Omit the images, then output each of the records below exactly.

▼▼▼

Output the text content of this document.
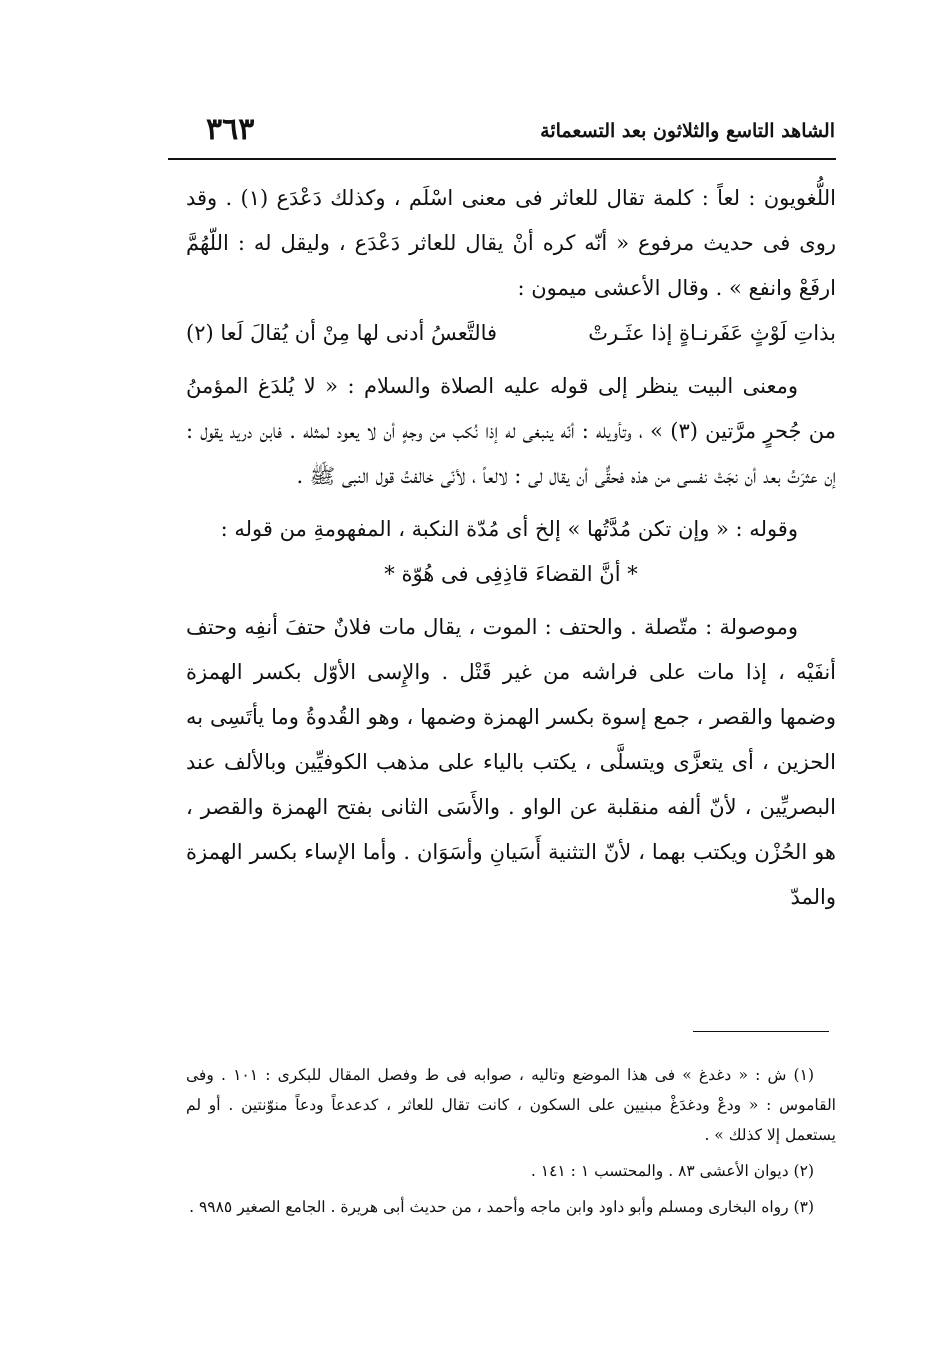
الشاهد التاسع والثلاثون بعد التسعمائة
٣٦٣

اللُّغويون : لعاً : كلمة تقال للعاثر فى معنى اسْلَم ، وكذلك دَعْدَع (١) . وقد روى فى حديث مرفوع « أنّه كره أنْ يقال للعاثر دَعْدَع ، وليقل له : اللّهُمَّ ارفَعْ وانفع » . وقال الأعشى ميمون :

بذاتِ لَوْثٍ عَفَرنـاةٍ إذا عثَـرتْ
فالتَّعسُ أدنى لها مِنْ أن يُقالَ لَعا (٢)

ومعنى البيت ينظر إلى قوله عليه الصلاة والسلام : « لا يُلدَغ المؤمنُ من جُحرٍ مرَّتين (٣) » ، وتأويله : أنّه ينبغى له إذا نُكب من وجهٍ أن لا يعود لمثله . فابن دريد يقول : إن عثرَتُ بعد أن نجَتْ نفسى من هذه فحقٌّى أن يقال لى : لالعاً ، لأنّى خالفتُ قول النبى ﷺ .

وقوله : « وإن تكن مُدَّتُها » إلخ أى مُدّة النكبة ، المفهومةِ من قوله :

* أنَّ القضاءَ قاذِفِى فى هُوّة *

وموصولة : متّصلة . والحتف : الموت ، يقال مات فلانٌ حتفَ أنفِه وحتف أنفَيْه ، إذا مات على فراشه من غير قَتْل . والإِسى الأوّل بكسر الهمزة وضمها والقصر ، جمع إسوة بكسر الهمزة وضمها ، وهو القُدوةُ وما يأتَسِى به الحزين ، أى يتعزَّى ويتسلَّى ، يكتب بالياء على مذهب الكوفيِّين وبالألف عند البصريِّين ، لأنّ ألفه منقلبة عن الواو . والأَسَى الثانى بفتح الهمزة والقصر ، هو الحُزْن ويكتب بهما ، لأنّ التثنية أَسَيانِ وأسَوَان . وأما الإساء بكسر الهمزة والمدّ

(١) ش : « دغدغ » فى هذا الموضع وتاليه ، صوابه فى ط وفصل المقال للبكرى : ١٠١ . وفى القاموس : « ودعْ ودغدَغْ مبنيين على السكون ، كانت تقال للعاثر ، كدعدعاً ودعاً منوّنتين . أو لم يستعمل إلا كذلك » .

(٢) ديوان الأعشى ٨٣ . والمحتسب ١ : ١٤١ .

(٣) رواه البخارى ومسلم وأبو داود وابن ماجه وأحمد ، من حديث أبى هريرة . الجامع الصغير ٩٩٨٥ .
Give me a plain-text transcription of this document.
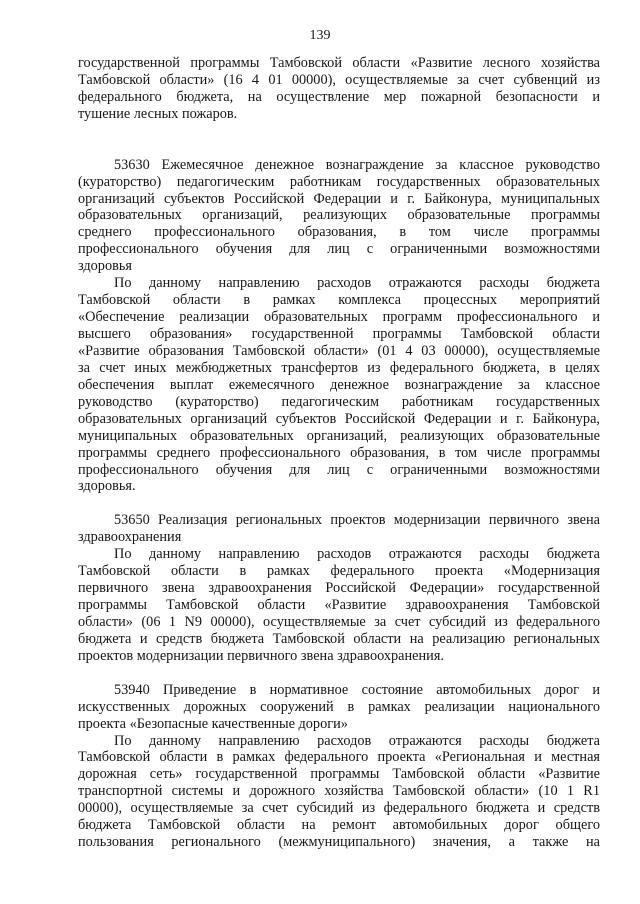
139
государственной программы Тамбовской области «Развитие лесного хозяйства
Тамбовской области» (16 4 01 00000), осуществляемые за счет субвенций из
федерального бюджета, на осуществление мер пожарной безопасности и
тушение лесных пожаров.
53630 Ежемесячное денежное вознаграждение за классное руководство
(кураторство) педагогическим работникам государственных образовательных
организаций субъектов Российской Федерации и г. Байконура, муниципальных
образовательных организаций, реализующих образовательные программы
среднего профессионального образования, в том числе программы
профессионального обучения для лиц с ограниченными возможностями
здоровья
По данному направлению расходов отражаются расходы бюджета
Тамбовской области в рамках комплекса процессных мероприятий
«Обеспечение реализации образовательных программ профессионального и
высшего образования» государственной программы Тамбовской области
«Развитие образования Тамбовской области» (01 4 03 00000), осуществляемые
за счет иных межбюджетных трансфертов из федерального бюджета, в целях
обеспечения выплат ежемесячного денежное вознаграждение за классное
руководство (кураторство) педагогическим работникам государственных
образовательных организаций субъектов Российской Федерации и г. Байконура,
муниципальных образовательных организаций, реализующих образовательные
программы среднего профессионального образования, в том числе программы
профессионального обучения для лиц с ограниченными возможностями
здоровья.
53650 Реализация региональных проектов модернизации первичного звена
здравоохранения
По данному направлению расходов отражаются расходы бюджета
Тамбовской области в рамках федерального проекта «Модернизация
первичного звена здравоохранения Российской Федерации» государственной
программы Тамбовской области «Развитие здравоохранения Тамбовской
области» (06 1 N9 00000), осуществляемые за счет субсидий из федерального
бюджета и средств бюджета Тамбовской области на реализацию региональных
проектов модернизации первичного звена здравоохранения.
53940 Приведение в нормативное состояние автомобильных дорог и
искусственных дорожных сооружений в рамках реализации национального
проекта «Безопасные качественные дороги»
По данному направлению расходов отражаются расходы бюджета
Тамбовской области в рамках федерального проекта «Региональная и местная
дорожная сеть» государственной программы Тамбовской области «Развитие
транспортной системы и дорожного хозяйства Тамбовской области» (10 1 R1
00000), осуществляемые за счет субсидий из федерального бюджета и средств
бюджета Тамбовской области на ремонт автомобильных дорог общего
пользования регионального (межмуниципального) значения, а также на
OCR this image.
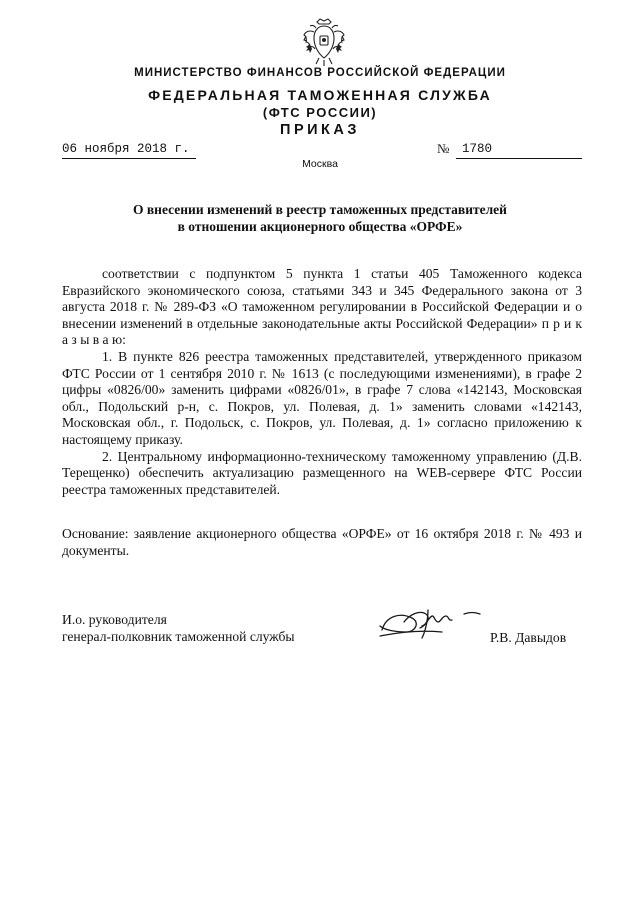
МИНИСТЕРСТВО ФИНАНСОВ РОССИЙСКОЙ ФЕДЕРАЦИИ
ФЕДЕРАЛЬНАЯ ТАМОЖЕННАЯ СЛУЖБА
(ФТС РОССИИ)
ПРИКАЗ
06 ноября 2018 г.	№	1780
Москва
О внесении изменений в реестр таможенных представителей
в отношении акционерного общества «ОРФЕ»

соответствии с подпунктом 5 пункта 1 статьи 405 Таможенного кодекса Евразийского экономического союза, статьями 343 и 345 Федерального закона от 3 августа 2018 г. № 289-ФЗ «О таможенном регулировании в Российской Федерации и о внесении изменений в отдельные законодательные акты Российской Федерации» п р и к а з ы в а ю:

1. В пункте 826 реестра таможенных представителей, утвержденного приказом ФТС России от 1 сентября 2010 г. № 1613 (с последующими изменениями), в графе 2 цифры «0826/00» заменить цифрами «0826/01», в графе 7 слова «142143, Московская обл., Подольский р-н, с. Покров, ул. Полевая, д. 1» заменить словами «142143, Московская обл., г. Подольск, с. Покров, ул. Полевая, д. 1» согласно приложению к настоящему приказу.

2. Центральному информационно-техническому таможенному управлению (Д.В. Терещенко) обеспечить актуализацию размещенного на WEB-сервере ФТС России реестра таможенных представителей.

Основание: заявление акционерного общества «ОРФЕ» от 16 октября 2018 г. № 493 и документы.
И.о. руководителя
генерал-полковник таможенной службы	Р.В. Давыдов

▲▲▲

• WRITTEN RESPONSE
Output the text content of this document.
الشاهد التاسع والثلاثون بعد التسعمائة
٣٦٣

اللُّغويون : لعاً : كلمة تقال للعاثر فى معنى اسْلَم ، وكذلك دَعْدَع (١) . وقد روى فى حديث مرفوع « أنّه كره أنْ يقال للعاثر دَعْدَع ، وليقل له : اللّهُمَّ ارفَعْ وانفع » . وقال الأعشى ميمون :

بذاتِ لَوْثٍ عَفَرنـاةٍ إذا عثَـرتْ
فالتَّعسُ أدنى لها مِنْ أن يُقالَ لَعا (٢)

ومعنى البيت ينظر إلى قوله عليه الصلاة والسلام : « لا يُلدَغ المؤمنُ من جُحرٍ مرَّتين (٣) » ، وتأويله : أنّه ينبغى له إذا نُكب من وجهٍ أن لا يعود لمثله . فابن دريد يقول : إن عثرَتُ بعد أن نجَتْ نفسى من هذه فحقٌّى أن يقال لى : لالعاً ، لأنّى خالفتُ قول النبى ﷺ .

وقوله : « وإن تكن مُدَّتُها » إلخ أى مُدّة النكبة ، المفهومةِ من قوله :

* أنَّ القضاءَ قاذِفِى فى هُوّة *

وموصولة : متّصلة . والحتف : الموت ، يقال مات فلانٌ حتفَ أنفِه وحتف أنفَيْه ، إذا مات على فراشه من غير قَتْل . والإِسى الأوّل بكسر الهمزة وضمها والقصر ، جمع إسوة بكسر الهمزة وضمها ، وهو القُدوةُ وما يأتَسِى به الحزين ، أى يتعزَّى ويتسلَّى ، يكتب بالياء على مذهب الكوفيِّين وبالألف عند البصريِّين ، لأنّ ألفه منقلبة عن الواو . والأَسَى الثانى بفتح الهمزة والقصر ، هو الحُزْن ويكتب بهما ، لأنّ التثنية أَسَيانِ وأسَوَان . وأما الإساء بكسر الهمزة والمدّ

(١) ش : « دغدغ » فى هذا الموضع وتاليه ، صوابه فى ط وفصل المقال للبكرى : ١٠١ . وفى القاموس : « ودعْ ودغدَغْ مبنيين على السكون ، كانت تقال للعاثر ، كدعدعاً ودعاً منوّنتين . أو لم يستعمل إلا كذلك » .

(٢) ديوان الأعشى ٨٣ . والمحتسب ١ : ١٤١ .

(٣) رواه البخارى ومسلم وأبو داود وابن ماجه وأحمد ، من حديث أبى هريرة . الجامع الصغير ٩٩٨٥ .
Give me a plain-text transcription of this document.
139
государственной программы Тамбовской области «Развитие лесного хозяйства
Тамбовской области» (16 4 01 00000), осуществляемые за счет субвенций из
федерального бюджета, на осуществление мер пожарной безопасности и
тушение лесных пожаров.
53630 Ежемесячное денежное вознаграждение за классное руководство
(кураторство) педагогическим работникам государственных образовательных
организаций субъектов Российской Федерации и г. Байконура, муниципальных
образовательных организаций, реализующих образовательные программы
среднего профессионального образования, в том числе программы
профессионального обучения для лиц с ограниченными возможностями
здоровья
По данному направлению расходов отражаются расходы бюджета
Тамбовской области в рамках комплекса процессных мероприятий
«Обеспечение реализации образовательных программ профессионального и
высшего образования» государственной программы Тамбовской области
«Развитие образования Тамбовской области» (01 4 03 00000), осуществляемые
за счет иных межбюджетных трансфертов из федерального бюджета, в целях
обеспечения выплат ежемесячного денежное вознаграждение за классное
руководство (кураторство) педагогическим работникам государственных
образовательных организаций субъектов Российской Федерации и г. Байконура,
муниципальных образовательных организаций, реализующих образовательные
программы среднего профессионального образования, в том числе программы
профессионального обучения для лиц с ограниченными возможностями
здоровья.
53650 Реализация региональных проектов модернизации первичного звена
здравоохранения
По данному направлению расходов отражаются расходы бюджета
Тамбовской области в рамках федерального проекта «Модернизация
первичного звена здравоохранения Российской Федерации» государственной
программы Тамбовской области «Развитие здравоохранения Тамбовской
области» (06 1 N9 00000), осуществляемые за счет субсидий из федерального
бюджета и средств бюджета Тамбовской области на реализацию региональных
проектов модернизации первичного звена здравоохранения.
53940 Приведение в нормативное состояние автомобильных дорог и
искусственных дорожных сооружений в рамках реализации национального
проекта «Безопасные качественные дороги»
По данному направлению расходов отражаются расходы бюджета
Тамбовской области в рамках федерального проекта «Региональная и местная
дорожная сеть» государственной программы Тамбовской области «Развитие
транспортной системы и дорожного хозяйства Тамбовской области» (10 1 R1
00000), осуществляемые за счет субсидий из федерального бюджета и средств
бюджета Тамбовской области на ремонт автомобильных дорог общего
пользования регионального (межмуниципального) значения, а также на
OCR this image.
МИНИСТЕРСТВО ФИНАНСОВ РОССИЙСКОЙ ФЕДЕРАЦИИ
ФЕДЕРАЛЬНАЯ ТАМОЖЕННАЯ СЛУЖБА
(ФТС РОССИИ)
ПРИКАЗ
06 ноября 2018 г.	№	1780
Москва
О внесении изменений в реестр таможенных представителей
в отношении акционерного общества «ОРФЕ»

соответствии с подпунктом 5 пункта 1 статьи 405 Таможенного кодекса Евразийского экономического союза, статьями 343 и 345 Федерального закона от 3 августа 2018 г. № 289-ФЗ «О таможенном регулировании в Российской Федерации и о внесении изменений в отдельные законодательные акты Российской Федерации» п р и к а з ы в а ю:

1. В пункте 826 реестра таможенных представителей, утвержденного приказом ФТС России от 1 сентября 2010 г. № 1613 (с последующими изменениями), в графе 2 цифры «0826/00» заменить цифрами «0826/01», в графе 7 слова «142143, Московская обл., Подольский р-н, с. Покров, ул. Полевая, д. 1» заменить словами «142143, Московская обл., г. Подольск, с. Покров, ул. Полевая, д. 1» согласно приложению к настоящему приказу.

2. Центральному информационно-техническому таможенному управлению (Д.В. Терещенко) обеспечить актуализацию размещенного на WEB-сервере ФТС России реестра таможенных представителей.

Основание: заявление акционерного общества «ОРФЕ» от 16 октября 2018 г. № 493 и документы.
И.о. руководителя
генерал-полковник таможенной службы	Р.В. Давыдов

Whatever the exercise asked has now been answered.